Pick up the law student's advice letter about turning down a government internship for a paid firm job, and keep writing from its final sentence.

[Start TEXT SEGMENT]

Ed. note: Have a question for the next edition? Send it in to advice@abovethelaw.com.

Dear ATL,

I’m a 2L at a second-tier midwestern school. Fall OCI didn’t go so great for me and, after resigning myself to failure, I accepted an unpaid internship with the government in my home metropolitan area. If I keep the job, chances are good that I’ll end up taking out loans for externship credit and will also be forced to obtain some sort of weekend employment to pay the bills.

Surprisingly, I just got an offer to be a summer bitch at a decent-paying firm within my home town. I talked to Career Services about this problem, and they made it clear that I needed to reject the firm offer. But that option would obviously strain me, both career-wise and financially. So my ultimate question is, can I tell the government that I’m sorry, but will no longer be able to take the position? From a purely financial point of view, I can either borrow ~6k this summer for tuition and living expenses, or make ~20k.

[End TEXT SEGMENT]
[Start MATERIAL PROVIDED]

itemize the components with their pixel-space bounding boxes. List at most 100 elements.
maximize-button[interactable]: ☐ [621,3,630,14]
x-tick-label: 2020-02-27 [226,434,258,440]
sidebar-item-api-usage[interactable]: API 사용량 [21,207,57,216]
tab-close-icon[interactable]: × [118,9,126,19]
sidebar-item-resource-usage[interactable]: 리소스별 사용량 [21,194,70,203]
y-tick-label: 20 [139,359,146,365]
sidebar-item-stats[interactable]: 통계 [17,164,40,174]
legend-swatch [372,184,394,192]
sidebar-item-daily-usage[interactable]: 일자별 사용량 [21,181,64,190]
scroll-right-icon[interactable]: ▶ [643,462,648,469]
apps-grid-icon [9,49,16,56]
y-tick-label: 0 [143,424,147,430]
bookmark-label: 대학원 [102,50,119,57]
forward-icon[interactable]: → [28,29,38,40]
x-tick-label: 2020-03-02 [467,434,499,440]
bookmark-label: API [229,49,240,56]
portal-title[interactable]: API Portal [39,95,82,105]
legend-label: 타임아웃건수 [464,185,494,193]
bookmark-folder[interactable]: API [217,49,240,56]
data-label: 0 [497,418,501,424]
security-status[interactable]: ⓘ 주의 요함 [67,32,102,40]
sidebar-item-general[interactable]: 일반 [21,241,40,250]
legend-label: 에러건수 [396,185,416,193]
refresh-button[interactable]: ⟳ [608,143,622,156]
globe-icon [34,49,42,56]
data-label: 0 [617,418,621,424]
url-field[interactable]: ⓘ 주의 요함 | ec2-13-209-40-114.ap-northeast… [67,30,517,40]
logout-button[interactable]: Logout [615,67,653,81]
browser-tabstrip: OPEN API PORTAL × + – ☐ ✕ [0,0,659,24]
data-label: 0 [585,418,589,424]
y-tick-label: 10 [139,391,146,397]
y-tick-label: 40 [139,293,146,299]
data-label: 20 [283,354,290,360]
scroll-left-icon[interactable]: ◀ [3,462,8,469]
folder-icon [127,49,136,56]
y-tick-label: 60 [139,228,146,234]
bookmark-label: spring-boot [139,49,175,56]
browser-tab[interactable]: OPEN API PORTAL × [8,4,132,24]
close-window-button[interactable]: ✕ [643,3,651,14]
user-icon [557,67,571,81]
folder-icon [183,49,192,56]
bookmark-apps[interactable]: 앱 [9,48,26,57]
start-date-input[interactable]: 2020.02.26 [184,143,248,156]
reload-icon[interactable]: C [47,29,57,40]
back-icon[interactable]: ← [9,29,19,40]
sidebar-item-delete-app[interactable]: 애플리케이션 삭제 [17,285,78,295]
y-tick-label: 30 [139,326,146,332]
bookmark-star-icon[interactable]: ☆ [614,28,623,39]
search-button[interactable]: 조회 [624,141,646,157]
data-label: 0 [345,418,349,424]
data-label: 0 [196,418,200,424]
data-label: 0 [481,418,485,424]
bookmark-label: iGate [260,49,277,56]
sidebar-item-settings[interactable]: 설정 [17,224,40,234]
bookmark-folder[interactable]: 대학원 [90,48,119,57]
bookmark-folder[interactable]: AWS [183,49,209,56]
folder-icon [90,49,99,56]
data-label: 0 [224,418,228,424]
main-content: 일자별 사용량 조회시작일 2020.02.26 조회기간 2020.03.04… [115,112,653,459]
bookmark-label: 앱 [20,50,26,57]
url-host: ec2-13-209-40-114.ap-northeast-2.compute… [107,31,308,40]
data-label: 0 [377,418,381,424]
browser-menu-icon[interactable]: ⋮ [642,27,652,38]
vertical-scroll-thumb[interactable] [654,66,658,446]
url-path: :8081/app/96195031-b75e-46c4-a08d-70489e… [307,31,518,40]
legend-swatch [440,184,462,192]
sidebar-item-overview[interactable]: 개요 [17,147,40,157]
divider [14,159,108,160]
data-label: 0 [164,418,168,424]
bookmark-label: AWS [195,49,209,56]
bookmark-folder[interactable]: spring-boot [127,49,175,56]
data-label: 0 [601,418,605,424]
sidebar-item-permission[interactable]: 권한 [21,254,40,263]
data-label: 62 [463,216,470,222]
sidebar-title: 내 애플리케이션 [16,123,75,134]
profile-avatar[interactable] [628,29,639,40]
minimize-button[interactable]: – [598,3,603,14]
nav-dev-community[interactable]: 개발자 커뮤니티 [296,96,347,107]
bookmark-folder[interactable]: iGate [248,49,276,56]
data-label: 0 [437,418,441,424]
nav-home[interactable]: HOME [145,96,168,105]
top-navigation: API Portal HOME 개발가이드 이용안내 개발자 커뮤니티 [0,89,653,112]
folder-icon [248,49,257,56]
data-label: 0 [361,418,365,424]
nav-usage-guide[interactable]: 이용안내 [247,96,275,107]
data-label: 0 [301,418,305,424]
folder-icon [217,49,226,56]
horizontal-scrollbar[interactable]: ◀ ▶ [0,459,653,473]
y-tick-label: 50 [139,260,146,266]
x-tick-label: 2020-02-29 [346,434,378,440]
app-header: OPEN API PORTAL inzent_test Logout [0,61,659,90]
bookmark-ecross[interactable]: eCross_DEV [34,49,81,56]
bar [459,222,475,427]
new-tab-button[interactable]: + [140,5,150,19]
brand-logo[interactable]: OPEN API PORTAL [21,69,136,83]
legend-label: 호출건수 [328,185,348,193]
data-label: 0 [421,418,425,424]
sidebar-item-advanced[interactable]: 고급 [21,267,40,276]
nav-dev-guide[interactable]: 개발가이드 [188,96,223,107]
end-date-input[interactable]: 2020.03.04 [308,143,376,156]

[End MATERIAL PROVIDED]

▸ RESPONSE BELOW:
-Money on the Table

Dear Money on the Table,

As if law students didn’t have enough strikes against them — sh*tty economy, no jobs, worthless degree — a new and insidious threat also conspires to keep them broke and unemployed: Career Services. Everyone tolerated their quaint but useless “resume writing workshops” and rhetorical great-unpaid-opportunity-in-Kansas emails when the economy was great, but now that sh*t has tanked and they are unable to fulfill their express job duties — namely, creating careers — they’ve turned underminer. If they can’t create careers, no one should have them….

How else can you explain why Duke’s Career Services Office instructed its female students to use Wet ‘n Wild eyeliner and wear something called a “slip” to firm interviews? Great advice… if this is 1988 on the set of Working Girl. And now they’ve crossed over from subtle trolling to active sabotage and want you to TURN DOWN A PAYING JOB OFFER.

Of course, Career Services will claim that what you’re doing violates NALP guidelines and destroys the precious chances of others at your school to take out $6,000 in loans and work a highly coveted, unpaid internship. Well, I have news for them: nobody cares about the NALP guidelines, least of all employers, who rescinded and deferred offers like it was going out of style in 2008 and 2009. If NALP intended for its guidelines to be mandatory, they would have enacted some kind of enforcement mechanism, like death or jail time. But they didn’t, and now Career Services is expecting you to forfeit a firm career and die on a cross of student debt simply because you missed some invented acceptance deadline? Get out of here.

Who cares if you get dirty looks from the Dress Barn mafia for the rest of law school. Take the job.

Your friend,

Marin

Marin doesn’t wear a slip? Wait, that’s not important right now.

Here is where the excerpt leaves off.